Records contained in a dataset:
────────────────────
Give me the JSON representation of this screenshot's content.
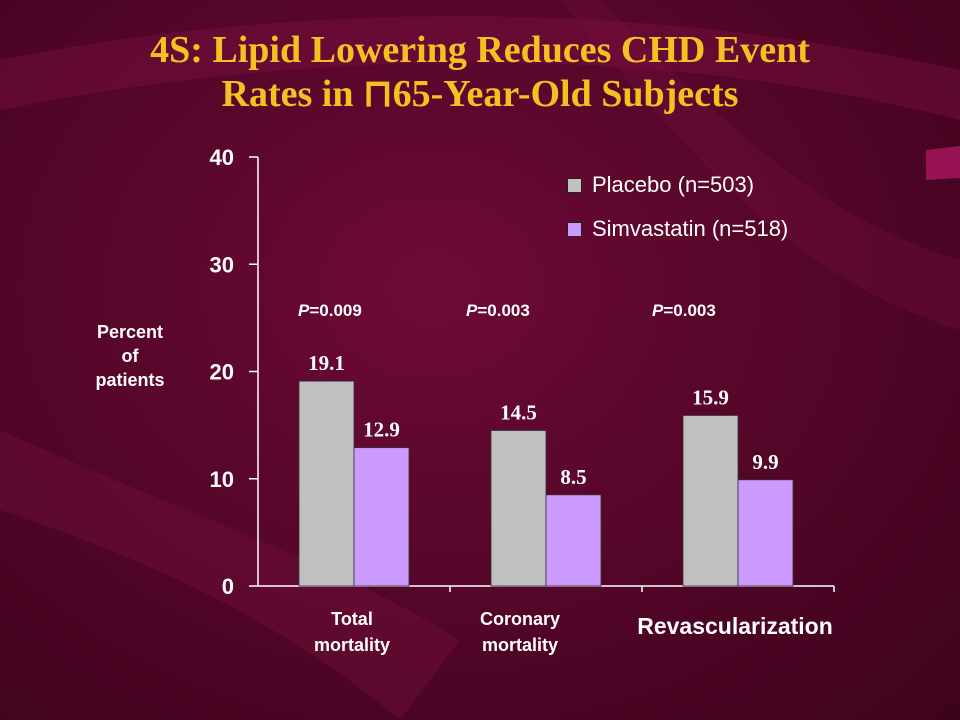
{
  "slide": {
    "title_line1": "4S: Lipid Lowering Reduces CHD Event",
    "title_line2": "Rates in ⊓65-Year-Old Subjects"
  },
  "chart_data": {
    "type": "bar",
    "ylabel": "Percent of patients",
    "ylabel_lines": [
      "Percent",
      "of",
      "patients"
    ],
    "ylim": [
      0,
      40
    ],
    "yticks": [
      "0",
      "10",
      "20",
      "30",
      "40"
    ],
    "categories": [
      "Total mortality",
      "Coronary mortality",
      "Revascularization"
    ],
    "category_lines": [
      [
        "Total",
        "mortality"
      ],
      [
        "Coronary",
        "mortality"
      ],
      [
        "Revascularization"
      ]
    ],
    "series": [
      {
        "name": "Placebo (n=503)",
        "color": "#c0c0c0",
        "values": [
          19.1,
          14.5,
          15.9
        ],
        "labels": [
          "19.1",
          "14.5",
          "15.9"
        ]
      },
      {
        "name": "Simvastatin (n=518)",
        "color": "#cc99ff",
        "values": [
          12.9,
          8.5,
          9.9
        ],
        "labels": [
          "12.9",
          "8.5",
          "9.9"
        ]
      }
    ],
    "p_values": [
      "=0.009",
      "=0.003",
      "=0.003"
    ],
    "p_prefix": "P",
    "legend_position": "top-right",
    "grid": false,
    "title_color": "#f3c221",
    "background_color": "#5a0628"
  }
}
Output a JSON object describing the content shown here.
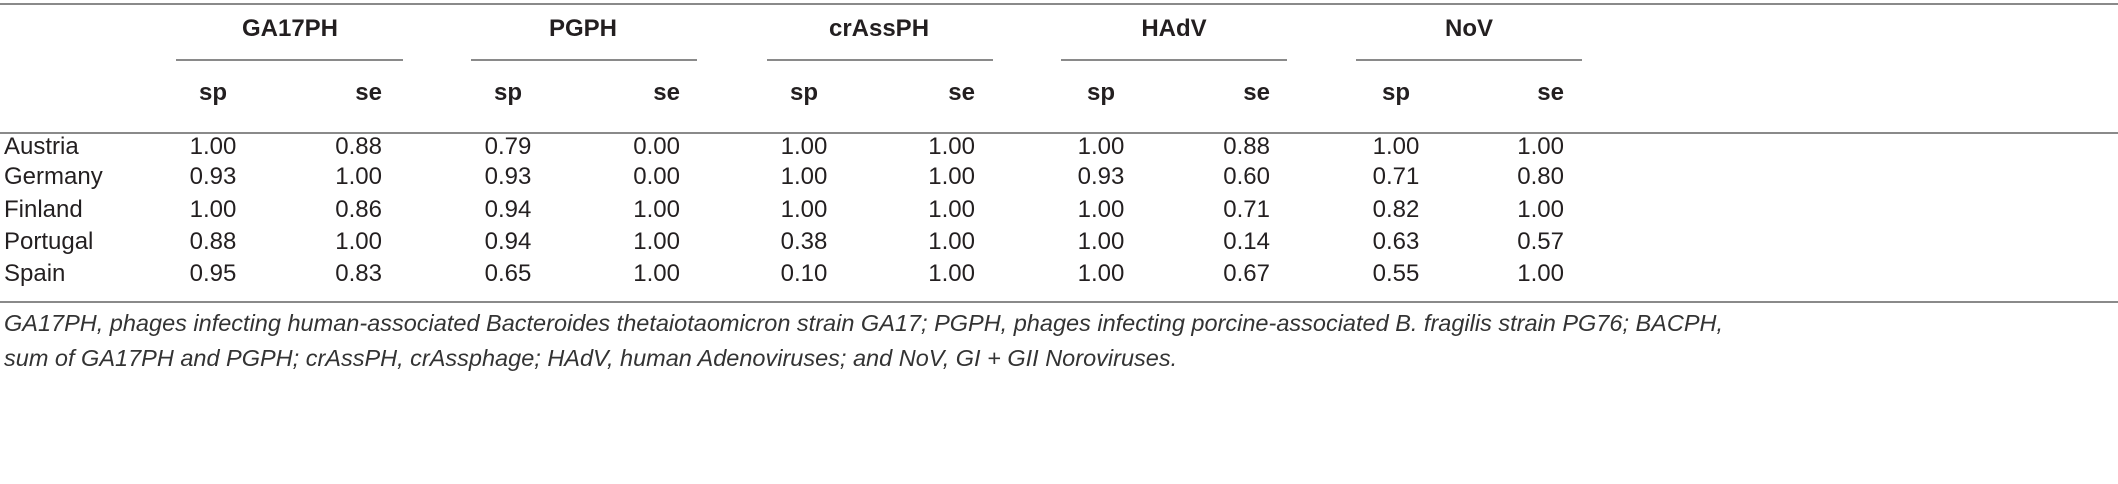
{
  "table": {
    "groups": [
      "GA17PH",
      "PGPH",
      "crAssPH",
      "HAdV",
      "NoV"
    ],
    "subheaders": [
      "sp",
      "se"
    ],
    "rows": [
      {
        "country": "Austria",
        "values": [
          "1.00",
          "0.88",
          "0.79",
          "0.00",
          "1.00",
          "1.00",
          "1.00",
          "0.88",
          "1.00",
          "1.00"
        ]
      },
      {
        "country": "Germany",
        "values": [
          "0.93",
          "1.00",
          "0.93",
          "0.00",
          "1.00",
          "1.00",
          "0.93",
          "0.60",
          "0.71",
          "0.80"
        ]
      },
      {
        "country": "Finland",
        "values": [
          "1.00",
          "0.86",
          "0.94",
          "1.00",
          "1.00",
          "1.00",
          "1.00",
          "0.71",
          "0.82",
          "1.00"
        ]
      },
      {
        "country": "Portugal",
        "values": [
          "0.88",
          "1.00",
          "0.94",
          "1.00",
          "0.38",
          "1.00",
          "1.00",
          "0.14",
          "0.63",
          "0.57"
        ]
      },
      {
        "country": "Spain",
        "values": [
          "0.95",
          "0.83",
          "0.65",
          "1.00",
          "0.10",
          "1.00",
          "1.00",
          "0.67",
          "0.55",
          "1.00"
        ]
      }
    ]
  },
  "footnote": {
    "line1": "GA17PH, phages infecting human-associated Bacteroides thetaiotaomicron strain GA17; PGPH, phages infecting porcine-associated B. fragilis strain PG76; BACPH,",
    "line2": "sum of GA17PH and PGPH; crAssPH, crAssphage; HAdV, human Adenoviruses; and NoV, GI + GII Noroviruses."
  }
}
────────────────────
What you have to do - Find the lines above that contain the word "patients" and collect them.

Answer box -
    "ylabel": "Percent of patients",
      "patients"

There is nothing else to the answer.